Collection entries
▶
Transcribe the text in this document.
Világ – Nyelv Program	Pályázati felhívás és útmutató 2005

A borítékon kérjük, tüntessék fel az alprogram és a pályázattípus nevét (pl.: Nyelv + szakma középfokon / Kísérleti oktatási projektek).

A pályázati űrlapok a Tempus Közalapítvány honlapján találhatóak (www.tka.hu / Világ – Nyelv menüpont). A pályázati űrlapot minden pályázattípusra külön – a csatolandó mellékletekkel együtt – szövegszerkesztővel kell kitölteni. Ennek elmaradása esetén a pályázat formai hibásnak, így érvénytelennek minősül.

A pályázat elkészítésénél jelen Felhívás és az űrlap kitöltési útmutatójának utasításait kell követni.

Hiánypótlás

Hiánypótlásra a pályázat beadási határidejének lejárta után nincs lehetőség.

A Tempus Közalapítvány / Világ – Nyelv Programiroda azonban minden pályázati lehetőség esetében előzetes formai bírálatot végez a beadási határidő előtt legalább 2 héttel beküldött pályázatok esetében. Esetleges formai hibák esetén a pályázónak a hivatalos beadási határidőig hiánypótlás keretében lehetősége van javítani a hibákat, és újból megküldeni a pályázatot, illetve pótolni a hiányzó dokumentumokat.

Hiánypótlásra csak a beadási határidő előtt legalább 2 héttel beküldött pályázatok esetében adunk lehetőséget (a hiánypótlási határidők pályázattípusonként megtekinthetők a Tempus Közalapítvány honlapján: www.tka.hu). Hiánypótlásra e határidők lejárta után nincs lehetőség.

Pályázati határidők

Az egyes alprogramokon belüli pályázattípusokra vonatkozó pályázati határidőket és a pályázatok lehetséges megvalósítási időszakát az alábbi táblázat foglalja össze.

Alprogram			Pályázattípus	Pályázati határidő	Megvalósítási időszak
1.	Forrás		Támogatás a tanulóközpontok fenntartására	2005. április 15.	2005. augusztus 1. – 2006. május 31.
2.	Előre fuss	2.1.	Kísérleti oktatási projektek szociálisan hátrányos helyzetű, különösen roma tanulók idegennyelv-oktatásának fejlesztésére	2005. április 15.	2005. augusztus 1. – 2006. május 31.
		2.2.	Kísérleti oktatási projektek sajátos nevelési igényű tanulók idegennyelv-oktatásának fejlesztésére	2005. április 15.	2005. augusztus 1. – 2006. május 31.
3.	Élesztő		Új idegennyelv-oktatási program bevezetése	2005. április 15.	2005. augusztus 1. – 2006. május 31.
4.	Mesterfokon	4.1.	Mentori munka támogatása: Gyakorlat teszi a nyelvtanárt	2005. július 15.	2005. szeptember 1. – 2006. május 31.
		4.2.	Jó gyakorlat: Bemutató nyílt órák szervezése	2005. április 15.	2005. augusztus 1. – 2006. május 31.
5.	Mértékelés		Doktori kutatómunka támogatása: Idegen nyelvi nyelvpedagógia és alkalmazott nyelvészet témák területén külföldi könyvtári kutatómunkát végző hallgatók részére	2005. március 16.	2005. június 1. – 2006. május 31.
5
◀
■ Your objective: Copy the material above back out, exactly as written.

■ Output for this task:
Transcribe the text in this document.
Világ – Nyelv Program	Pályázati felhívás és útmutató 2005

A borítékon kérjük, tüntessék fel az alprogram és a pályázattípus nevét (pl.: Nyelv + szakma középfokon / Kísérleti oktatási projektek).

A pályázati űrlapok a Tempus Közalapítvány honlapján találhatóak (www.tka.hu / Világ – Nyelv menüpont). A pályázati űrlapot minden pályázattípusra külön – a csatolandó mellékletekkel együtt – szövegszerkesztővel kell kitölteni. Ennek elmaradása esetén a pályázat formai hibásnak, így érvénytelennek minősül.

A pályázat elkészítésénél jelen Felhívás és az űrlap kitöltési útmutatójának utasításait kell követni.

Hiánypótlás

Hiánypótlásra a pályázat beadási határidejének lejárta után nincs lehetőség.

A Tempus Közalapítvány / Világ – Nyelv Programiroda azonban minden pályázati lehetőség esetében előzetes formai bírálatot végez a beadási határidő előtt legalább 2 héttel beküldött pályázatok esetében. Esetleges formai hibák esetén a pályázónak a hivatalos beadási határidőig hiánypótlás keretében lehetősége van javítani a hibákat, és újból megküldeni a pályázatot, illetve pótolni a hiányzó dokumentumokat.

Hiánypótlásra csak a beadási határidő előtt legalább 2 héttel beküldött pályázatok esetében adunk lehetőséget (a hiánypótlási határidők pályázattípusonként megtekinthetők a Tempus Közalapítvány honlapján: www.tka.hu). Hiánypótlásra e határidők lejárta után nincs lehetőség.

Pályázati határidők

Az egyes alprogramokon belüli pályázattípusokra vonatkozó pályázati határidőket és a pályázatok lehetséges megvalósítási időszakát az alábbi táblázat foglalja össze.

Alprogram			Pályázattípus	Pályázati határidő	Megvalósítási időszak
1.	Forrás		Támogatás a tanulóközpontok fenntartására	2005. április 15.	2005. augusztus 1. – 2006. május 31.
2.	Előre fuss	2.1.	Kísérleti oktatási projektek szociálisan hátrányos helyzetű, különösen roma tanulók idegennyelv-oktatásának fejlesztésére	2005. április 15.	2005. augusztus 1. – 2006. május 31.
		2.2.	Kísérleti oktatási projektek sajátos nevelési igényű tanulók idegennyelv-oktatásának fejlesztésére	2005. április 15.	2005. augusztus 1. – 2006. május 31.
3.	Élesztő		Új idegennyelv-oktatási program bevezetése	2005. április 15.	2005. augusztus 1. – 2006. május 31.
4.	Mesterfokon	4.1.	Mentori munka támogatása: Gyakorlat teszi a nyelvtanárt	2005. július 15.	2005. szeptember 1. – 2006. május 31.
		4.2.	Jó gyakorlat: Bemutató nyílt órák szervezése	2005. április 15.	2005. augusztus 1. – 2006. május 31.
5.	Mértékelés		Doktori kutatómunka támogatása: Idegen nyelvi nyelvpedagógia és alkalmazott nyelvészet témák területén külföldi könyvtári kutatómunkát végző hallgatók részére	2005. március 16.	2005. június 1. – 2006. május 31.
5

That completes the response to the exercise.